Written task
Work through the listing below and count the lines that hold "data". Answer with the number alone.

Record list
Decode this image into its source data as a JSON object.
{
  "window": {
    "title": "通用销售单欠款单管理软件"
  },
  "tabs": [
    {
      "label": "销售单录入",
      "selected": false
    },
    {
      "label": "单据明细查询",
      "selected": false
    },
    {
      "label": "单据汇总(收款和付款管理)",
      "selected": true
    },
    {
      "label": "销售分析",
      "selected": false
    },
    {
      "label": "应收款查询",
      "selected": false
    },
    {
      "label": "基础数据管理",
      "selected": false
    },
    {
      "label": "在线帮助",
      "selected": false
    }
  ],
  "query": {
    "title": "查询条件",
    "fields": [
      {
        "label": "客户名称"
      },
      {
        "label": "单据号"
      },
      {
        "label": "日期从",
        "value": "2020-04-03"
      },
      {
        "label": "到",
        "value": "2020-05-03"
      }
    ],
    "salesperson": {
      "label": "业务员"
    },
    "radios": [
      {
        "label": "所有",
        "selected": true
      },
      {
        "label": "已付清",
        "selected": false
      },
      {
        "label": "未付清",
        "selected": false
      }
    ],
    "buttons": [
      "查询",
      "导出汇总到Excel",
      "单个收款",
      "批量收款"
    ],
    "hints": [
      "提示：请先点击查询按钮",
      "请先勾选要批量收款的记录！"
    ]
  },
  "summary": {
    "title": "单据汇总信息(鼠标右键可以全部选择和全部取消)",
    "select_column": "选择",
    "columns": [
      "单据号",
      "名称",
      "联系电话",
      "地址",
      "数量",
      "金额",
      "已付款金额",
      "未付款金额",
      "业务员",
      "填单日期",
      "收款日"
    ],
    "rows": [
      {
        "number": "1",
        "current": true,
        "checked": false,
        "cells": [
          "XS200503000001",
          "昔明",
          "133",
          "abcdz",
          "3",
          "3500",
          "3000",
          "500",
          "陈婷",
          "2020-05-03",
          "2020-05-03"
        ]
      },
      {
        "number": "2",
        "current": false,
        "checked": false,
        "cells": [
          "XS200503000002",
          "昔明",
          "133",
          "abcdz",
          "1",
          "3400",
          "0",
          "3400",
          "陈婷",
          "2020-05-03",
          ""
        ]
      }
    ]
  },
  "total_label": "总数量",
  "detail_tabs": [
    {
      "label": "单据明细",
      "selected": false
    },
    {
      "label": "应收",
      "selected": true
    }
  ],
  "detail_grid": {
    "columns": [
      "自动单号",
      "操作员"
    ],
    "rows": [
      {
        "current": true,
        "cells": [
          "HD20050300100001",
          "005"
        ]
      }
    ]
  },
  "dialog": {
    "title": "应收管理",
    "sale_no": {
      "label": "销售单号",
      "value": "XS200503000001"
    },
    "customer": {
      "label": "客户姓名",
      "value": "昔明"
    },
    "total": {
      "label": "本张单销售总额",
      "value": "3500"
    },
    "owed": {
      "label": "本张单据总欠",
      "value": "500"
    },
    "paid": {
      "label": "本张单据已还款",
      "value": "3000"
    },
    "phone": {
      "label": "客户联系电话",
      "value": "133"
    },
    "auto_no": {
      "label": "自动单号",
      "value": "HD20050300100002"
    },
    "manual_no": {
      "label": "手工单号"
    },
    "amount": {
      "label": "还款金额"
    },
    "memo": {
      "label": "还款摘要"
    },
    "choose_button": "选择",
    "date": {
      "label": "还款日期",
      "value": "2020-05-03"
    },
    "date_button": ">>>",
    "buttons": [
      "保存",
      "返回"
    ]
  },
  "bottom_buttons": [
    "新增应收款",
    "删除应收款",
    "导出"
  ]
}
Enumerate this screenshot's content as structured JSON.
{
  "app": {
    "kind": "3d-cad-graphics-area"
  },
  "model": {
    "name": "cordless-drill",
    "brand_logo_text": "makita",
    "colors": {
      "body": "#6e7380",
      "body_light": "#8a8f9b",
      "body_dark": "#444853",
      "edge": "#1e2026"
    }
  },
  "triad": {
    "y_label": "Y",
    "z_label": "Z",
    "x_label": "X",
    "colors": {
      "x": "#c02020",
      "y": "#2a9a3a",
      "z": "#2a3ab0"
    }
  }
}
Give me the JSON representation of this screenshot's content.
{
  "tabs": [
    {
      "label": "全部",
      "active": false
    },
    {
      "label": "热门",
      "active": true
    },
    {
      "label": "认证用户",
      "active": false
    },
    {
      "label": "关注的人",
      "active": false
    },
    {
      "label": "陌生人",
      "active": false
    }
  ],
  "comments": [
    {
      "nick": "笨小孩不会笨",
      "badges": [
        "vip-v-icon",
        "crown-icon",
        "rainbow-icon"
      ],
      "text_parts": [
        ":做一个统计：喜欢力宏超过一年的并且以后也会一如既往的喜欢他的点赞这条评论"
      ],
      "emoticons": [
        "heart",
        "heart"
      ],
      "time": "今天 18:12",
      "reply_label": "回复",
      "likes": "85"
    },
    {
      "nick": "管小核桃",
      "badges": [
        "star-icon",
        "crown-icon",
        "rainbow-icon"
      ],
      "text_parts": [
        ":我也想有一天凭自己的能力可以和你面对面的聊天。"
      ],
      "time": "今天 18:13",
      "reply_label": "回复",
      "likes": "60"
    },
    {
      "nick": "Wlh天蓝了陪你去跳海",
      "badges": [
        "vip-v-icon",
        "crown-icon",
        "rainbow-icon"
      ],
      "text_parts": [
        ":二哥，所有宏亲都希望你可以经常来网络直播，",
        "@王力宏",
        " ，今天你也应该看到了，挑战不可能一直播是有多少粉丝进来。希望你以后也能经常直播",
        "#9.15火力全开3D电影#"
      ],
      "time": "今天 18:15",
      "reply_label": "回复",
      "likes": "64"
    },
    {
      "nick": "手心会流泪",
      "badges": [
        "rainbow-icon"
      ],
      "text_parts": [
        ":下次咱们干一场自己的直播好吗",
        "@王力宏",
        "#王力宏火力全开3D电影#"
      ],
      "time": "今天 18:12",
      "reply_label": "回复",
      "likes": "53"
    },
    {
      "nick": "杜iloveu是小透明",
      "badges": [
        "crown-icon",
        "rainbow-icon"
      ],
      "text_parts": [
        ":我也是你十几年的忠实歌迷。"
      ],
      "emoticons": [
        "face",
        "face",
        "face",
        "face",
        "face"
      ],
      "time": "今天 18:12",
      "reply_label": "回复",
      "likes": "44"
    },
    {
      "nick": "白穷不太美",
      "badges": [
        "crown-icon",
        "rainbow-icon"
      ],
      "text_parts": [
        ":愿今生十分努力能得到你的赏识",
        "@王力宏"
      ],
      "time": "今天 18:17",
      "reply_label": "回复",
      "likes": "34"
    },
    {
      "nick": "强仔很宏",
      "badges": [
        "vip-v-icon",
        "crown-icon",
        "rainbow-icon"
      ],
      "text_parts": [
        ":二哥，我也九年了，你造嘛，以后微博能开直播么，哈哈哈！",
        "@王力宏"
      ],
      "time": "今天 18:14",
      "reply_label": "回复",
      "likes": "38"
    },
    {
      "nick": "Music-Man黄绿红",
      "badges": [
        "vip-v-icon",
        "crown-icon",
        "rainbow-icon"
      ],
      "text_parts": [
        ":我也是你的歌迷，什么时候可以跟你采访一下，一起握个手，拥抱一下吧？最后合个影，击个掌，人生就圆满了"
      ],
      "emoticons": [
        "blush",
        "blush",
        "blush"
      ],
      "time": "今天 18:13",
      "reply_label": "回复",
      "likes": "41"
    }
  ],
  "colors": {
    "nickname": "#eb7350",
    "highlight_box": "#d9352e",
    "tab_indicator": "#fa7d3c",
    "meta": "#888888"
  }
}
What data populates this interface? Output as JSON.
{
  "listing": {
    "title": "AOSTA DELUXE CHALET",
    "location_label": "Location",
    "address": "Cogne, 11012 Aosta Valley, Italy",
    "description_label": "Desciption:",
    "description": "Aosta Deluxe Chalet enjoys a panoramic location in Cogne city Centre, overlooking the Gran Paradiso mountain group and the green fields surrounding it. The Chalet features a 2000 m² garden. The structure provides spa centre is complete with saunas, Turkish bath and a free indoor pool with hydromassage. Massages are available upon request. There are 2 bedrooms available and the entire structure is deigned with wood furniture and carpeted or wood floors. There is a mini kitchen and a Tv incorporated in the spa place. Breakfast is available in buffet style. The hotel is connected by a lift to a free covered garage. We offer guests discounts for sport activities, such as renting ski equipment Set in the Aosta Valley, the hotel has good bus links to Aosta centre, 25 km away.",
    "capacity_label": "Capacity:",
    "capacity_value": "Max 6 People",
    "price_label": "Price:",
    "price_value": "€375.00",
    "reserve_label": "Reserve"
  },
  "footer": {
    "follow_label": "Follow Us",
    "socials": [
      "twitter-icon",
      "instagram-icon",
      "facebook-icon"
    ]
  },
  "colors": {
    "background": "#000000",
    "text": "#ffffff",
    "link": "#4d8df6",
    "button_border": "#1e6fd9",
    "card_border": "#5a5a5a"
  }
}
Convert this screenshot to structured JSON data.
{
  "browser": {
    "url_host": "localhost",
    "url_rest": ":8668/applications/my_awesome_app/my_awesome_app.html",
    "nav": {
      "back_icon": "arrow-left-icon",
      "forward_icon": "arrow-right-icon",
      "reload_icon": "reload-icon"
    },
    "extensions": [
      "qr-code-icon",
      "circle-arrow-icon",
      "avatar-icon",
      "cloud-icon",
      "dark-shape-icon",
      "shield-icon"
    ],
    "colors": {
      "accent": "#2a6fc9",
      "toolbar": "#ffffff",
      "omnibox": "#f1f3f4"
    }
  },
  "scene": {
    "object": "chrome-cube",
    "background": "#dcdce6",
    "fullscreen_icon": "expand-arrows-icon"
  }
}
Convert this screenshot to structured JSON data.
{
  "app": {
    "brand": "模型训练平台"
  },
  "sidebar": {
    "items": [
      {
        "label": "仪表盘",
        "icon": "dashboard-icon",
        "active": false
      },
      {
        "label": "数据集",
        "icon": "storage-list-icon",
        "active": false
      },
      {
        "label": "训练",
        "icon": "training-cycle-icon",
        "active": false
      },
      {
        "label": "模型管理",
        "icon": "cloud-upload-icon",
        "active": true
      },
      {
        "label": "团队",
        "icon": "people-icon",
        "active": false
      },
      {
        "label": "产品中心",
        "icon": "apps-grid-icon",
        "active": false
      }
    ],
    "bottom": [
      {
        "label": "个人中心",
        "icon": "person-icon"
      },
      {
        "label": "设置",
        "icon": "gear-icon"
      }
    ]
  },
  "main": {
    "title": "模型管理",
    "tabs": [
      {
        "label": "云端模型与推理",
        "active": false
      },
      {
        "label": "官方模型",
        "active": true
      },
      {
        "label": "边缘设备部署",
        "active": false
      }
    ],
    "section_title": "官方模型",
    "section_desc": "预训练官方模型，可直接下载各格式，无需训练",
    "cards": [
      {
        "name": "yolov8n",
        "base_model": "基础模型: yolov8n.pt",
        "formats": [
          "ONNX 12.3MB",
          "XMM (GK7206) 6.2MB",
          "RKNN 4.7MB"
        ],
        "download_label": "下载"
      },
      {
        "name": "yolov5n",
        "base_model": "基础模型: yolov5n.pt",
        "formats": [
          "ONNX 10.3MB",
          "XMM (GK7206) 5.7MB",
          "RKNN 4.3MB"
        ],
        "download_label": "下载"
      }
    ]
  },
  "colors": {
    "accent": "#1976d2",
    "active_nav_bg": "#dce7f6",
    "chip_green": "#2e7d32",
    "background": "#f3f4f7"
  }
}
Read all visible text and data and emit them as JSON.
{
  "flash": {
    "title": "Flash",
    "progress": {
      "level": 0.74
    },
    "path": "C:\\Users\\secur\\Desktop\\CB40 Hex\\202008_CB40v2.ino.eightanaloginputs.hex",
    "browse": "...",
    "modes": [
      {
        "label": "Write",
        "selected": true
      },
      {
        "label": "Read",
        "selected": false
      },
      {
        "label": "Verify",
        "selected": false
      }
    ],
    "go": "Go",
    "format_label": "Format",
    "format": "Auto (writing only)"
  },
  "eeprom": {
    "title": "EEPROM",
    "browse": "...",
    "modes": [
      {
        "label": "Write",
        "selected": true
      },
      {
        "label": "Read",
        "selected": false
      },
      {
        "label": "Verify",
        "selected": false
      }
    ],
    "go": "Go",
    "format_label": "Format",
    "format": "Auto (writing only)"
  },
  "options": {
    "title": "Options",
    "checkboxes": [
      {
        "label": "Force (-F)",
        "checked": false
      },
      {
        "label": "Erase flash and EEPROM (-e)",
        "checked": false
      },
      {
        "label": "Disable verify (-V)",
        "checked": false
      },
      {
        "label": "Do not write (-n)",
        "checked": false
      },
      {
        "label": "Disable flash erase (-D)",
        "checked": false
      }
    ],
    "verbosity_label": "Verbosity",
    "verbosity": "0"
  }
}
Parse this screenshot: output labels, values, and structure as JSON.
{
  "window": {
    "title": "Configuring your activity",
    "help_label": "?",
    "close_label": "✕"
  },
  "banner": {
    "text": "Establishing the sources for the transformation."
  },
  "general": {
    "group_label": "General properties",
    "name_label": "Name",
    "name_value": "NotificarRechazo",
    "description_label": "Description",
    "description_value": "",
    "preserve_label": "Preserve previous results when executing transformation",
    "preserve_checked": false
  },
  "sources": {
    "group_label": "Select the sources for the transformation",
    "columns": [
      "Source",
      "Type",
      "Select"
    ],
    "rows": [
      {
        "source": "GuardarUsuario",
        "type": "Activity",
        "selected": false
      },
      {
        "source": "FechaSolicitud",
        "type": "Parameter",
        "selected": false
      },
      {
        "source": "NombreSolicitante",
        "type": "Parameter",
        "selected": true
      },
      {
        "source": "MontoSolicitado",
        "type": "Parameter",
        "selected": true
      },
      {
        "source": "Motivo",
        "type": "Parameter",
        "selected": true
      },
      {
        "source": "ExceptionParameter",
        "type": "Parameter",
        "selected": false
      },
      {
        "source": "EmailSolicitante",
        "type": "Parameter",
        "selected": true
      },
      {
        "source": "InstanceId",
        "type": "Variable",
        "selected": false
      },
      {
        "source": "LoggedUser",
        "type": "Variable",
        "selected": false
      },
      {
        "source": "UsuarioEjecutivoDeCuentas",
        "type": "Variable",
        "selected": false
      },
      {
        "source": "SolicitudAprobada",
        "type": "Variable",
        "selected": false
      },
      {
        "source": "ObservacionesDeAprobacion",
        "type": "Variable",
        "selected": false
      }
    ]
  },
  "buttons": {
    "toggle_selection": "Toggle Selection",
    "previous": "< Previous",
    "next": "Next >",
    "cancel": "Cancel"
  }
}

Response
5